-- PROBLEM DESCRIPTION --
Within the listing below, locate all lines containing the word "对学生严格要求". Copy each one.

-- EXTRACTED DATA --
▼▼▼
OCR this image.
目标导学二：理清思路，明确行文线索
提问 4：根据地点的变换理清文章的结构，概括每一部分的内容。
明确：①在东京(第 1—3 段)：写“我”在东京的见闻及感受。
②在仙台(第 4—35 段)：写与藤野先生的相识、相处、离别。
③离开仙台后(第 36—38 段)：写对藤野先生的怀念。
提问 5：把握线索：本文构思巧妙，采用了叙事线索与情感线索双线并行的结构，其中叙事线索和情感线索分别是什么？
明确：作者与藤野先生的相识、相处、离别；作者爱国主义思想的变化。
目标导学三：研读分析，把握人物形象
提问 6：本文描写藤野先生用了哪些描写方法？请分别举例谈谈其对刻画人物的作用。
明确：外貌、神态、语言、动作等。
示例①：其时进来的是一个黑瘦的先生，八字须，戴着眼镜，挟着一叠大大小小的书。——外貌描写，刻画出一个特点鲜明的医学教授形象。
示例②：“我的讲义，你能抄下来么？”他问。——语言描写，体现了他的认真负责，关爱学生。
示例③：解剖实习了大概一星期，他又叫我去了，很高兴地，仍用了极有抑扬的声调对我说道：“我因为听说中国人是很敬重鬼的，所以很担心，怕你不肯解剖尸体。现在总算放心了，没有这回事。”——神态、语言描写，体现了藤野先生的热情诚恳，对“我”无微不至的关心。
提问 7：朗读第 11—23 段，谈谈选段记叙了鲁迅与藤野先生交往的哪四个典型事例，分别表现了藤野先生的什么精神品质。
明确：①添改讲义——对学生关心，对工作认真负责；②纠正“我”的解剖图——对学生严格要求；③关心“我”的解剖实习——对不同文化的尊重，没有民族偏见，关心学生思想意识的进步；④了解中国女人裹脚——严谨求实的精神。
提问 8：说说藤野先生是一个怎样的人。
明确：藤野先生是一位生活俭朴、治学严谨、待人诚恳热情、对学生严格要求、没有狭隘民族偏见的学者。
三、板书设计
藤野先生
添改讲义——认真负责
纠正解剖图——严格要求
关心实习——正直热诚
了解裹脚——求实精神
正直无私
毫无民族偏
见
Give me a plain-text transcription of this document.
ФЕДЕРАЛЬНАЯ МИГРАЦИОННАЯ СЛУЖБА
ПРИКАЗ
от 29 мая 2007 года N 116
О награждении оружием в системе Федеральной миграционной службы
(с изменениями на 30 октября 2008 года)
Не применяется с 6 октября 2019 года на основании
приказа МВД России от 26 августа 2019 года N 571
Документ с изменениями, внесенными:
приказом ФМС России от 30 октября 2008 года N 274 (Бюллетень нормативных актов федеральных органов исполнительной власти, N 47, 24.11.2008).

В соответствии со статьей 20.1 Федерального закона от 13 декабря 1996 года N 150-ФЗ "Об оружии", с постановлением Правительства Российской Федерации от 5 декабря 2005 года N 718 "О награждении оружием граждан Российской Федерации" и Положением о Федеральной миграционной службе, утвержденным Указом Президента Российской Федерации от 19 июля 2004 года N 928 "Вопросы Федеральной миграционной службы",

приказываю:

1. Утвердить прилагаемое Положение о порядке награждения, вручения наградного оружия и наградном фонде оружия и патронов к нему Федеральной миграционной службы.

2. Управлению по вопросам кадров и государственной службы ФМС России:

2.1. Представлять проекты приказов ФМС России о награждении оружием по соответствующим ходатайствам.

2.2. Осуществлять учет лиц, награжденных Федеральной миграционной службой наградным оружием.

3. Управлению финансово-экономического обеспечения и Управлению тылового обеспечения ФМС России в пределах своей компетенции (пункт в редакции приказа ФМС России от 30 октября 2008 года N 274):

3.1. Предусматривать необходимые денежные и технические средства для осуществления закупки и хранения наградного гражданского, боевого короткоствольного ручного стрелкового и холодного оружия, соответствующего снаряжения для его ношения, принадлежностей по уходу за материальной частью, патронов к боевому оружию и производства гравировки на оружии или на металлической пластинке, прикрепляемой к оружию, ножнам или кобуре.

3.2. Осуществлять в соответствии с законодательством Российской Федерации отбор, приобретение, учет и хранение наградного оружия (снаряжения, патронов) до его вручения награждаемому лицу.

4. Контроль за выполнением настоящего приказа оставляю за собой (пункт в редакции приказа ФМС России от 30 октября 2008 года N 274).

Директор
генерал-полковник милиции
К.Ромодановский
▲▲▲
-- TASK RESPONSE --
明确：①添改讲义——对学生关心，对工作认真负责；②纠正“我”的解剖图——对学生严格要求；③关心“我”的解剖实习——对不同文化的尊重，没有民族偏见，关心学生思想意识的进步；④了解中国女人裹脚——严谨求实的精神。
明确：藤野先生是一位生活俭朴、治学严谨、待人诚恳热情、对学生严格要求、没有狭隘民族偏见的学者。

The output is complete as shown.